Goal: From the entries below, say how many lines carry the word "provide", and give nothing but the number.
==================================================
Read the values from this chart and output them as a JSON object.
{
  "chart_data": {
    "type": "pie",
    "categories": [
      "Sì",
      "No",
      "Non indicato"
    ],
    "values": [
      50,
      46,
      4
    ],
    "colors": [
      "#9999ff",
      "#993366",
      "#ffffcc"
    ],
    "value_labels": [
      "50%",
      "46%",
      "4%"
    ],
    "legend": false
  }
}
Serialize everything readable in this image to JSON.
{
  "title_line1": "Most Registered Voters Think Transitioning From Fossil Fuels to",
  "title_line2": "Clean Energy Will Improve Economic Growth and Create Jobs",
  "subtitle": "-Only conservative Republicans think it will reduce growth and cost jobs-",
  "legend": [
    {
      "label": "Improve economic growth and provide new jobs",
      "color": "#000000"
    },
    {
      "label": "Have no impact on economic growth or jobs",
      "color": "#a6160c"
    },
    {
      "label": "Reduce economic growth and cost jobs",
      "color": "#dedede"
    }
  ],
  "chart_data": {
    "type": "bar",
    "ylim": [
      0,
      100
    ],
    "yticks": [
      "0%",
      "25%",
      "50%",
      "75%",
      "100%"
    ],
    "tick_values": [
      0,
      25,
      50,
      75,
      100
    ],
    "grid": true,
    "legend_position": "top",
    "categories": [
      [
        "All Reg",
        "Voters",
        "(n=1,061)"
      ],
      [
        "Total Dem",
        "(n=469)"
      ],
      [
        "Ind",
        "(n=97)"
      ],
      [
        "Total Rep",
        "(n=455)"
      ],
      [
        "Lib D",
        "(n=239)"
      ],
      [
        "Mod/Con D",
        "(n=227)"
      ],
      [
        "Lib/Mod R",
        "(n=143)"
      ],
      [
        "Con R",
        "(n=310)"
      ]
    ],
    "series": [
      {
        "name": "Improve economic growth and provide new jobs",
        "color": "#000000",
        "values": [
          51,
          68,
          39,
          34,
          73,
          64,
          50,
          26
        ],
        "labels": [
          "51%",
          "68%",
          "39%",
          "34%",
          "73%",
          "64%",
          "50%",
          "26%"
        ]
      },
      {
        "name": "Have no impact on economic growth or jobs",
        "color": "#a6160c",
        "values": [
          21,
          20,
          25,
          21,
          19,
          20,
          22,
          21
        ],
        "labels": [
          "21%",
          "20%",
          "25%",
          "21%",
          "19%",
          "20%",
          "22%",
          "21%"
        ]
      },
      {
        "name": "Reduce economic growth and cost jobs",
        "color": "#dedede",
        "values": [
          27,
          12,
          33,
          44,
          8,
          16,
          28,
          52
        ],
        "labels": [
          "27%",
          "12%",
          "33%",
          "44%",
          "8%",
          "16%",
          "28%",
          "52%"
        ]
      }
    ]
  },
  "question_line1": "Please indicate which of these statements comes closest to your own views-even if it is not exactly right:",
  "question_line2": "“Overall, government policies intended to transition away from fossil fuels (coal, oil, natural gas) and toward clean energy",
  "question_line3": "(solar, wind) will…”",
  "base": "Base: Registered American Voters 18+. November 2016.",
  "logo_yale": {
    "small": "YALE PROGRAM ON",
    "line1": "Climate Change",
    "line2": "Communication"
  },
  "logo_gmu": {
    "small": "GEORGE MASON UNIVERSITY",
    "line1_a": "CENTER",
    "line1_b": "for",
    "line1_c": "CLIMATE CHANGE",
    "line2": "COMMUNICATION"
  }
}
==================================================
Answer to the task: 2